+++ Task material

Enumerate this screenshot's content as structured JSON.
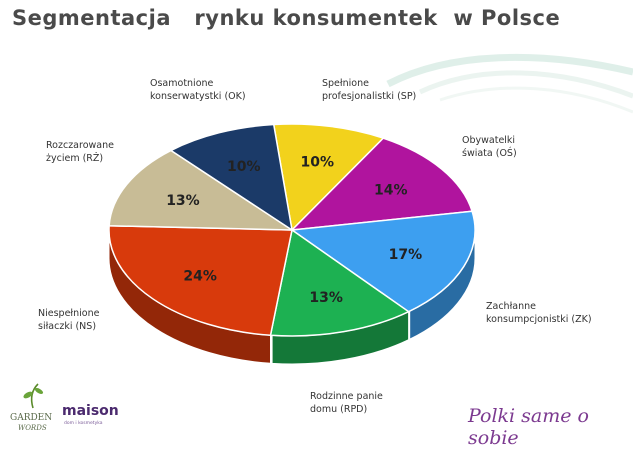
{
  "chart_data": {
    "type": "pie",
    "title": "Segmentacja   rynku konsumentek  w Polsce",
    "slices": [
      {
        "label_lines": [
          "Spełnione",
          "profesjonalistki (SP)"
        ],
        "value": 10,
        "display": "10%",
        "color": "#f2d21c"
      },
      {
        "label_lines": [
          "Obywatelki",
          "świata (OŚ)"
        ],
        "value": 14,
        "display": "14%",
        "color": "#b0149e"
      },
      {
        "label_lines": [
          "Zachłanne",
          "konsumpcjonistki (ZK)"
        ],
        "value": 17,
        "display": "17%",
        "color": "#3d9ff0"
      },
      {
        "label_lines": [
          "Rodzinne panie",
          "domu (RPD)"
        ],
        "value": 13,
        "display": "13%",
        "color": "#1db152"
      },
      {
        "label_lines": [
          "Niespełnione",
          "siłaczki (NS)"
        ],
        "value": 24,
        "display": "24%",
        "color": "#d83a0c"
      },
      {
        "label_lines": [
          "Rozczarowane",
          "życiem (RŻ)"
        ],
        "value": 13,
        "display": "13%",
        "color": "#c8bc96"
      },
      {
        "label_lines": [
          "Osamotnione",
          "konserwatystki (OK)"
        ],
        "value": 10,
        "display": "10%",
        "color": "#1b3a68"
      }
    ],
    "legend": "none",
    "style": "3d-tilted-pie"
  },
  "logos": {
    "garden_lines": [
      "GARDEN",
      "WORDS"
    ],
    "maison": "maison",
    "maison_sub": "dom i kosmetyka"
  },
  "slogan": "Polki same o sobie",
  "colors": {
    "title": "#4a4a4a",
    "slogan": "#7c3a90"
  }
}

++++++

Goal >>
In the entries above, identify each line that includes the string "display", then copy it.

Response to the task >>
        "display": "10%",
        "display": "14%",
        "display": "17%",
        "display": "13%",
        "display": "24%",
        "display": "13%",
        "display": "10%",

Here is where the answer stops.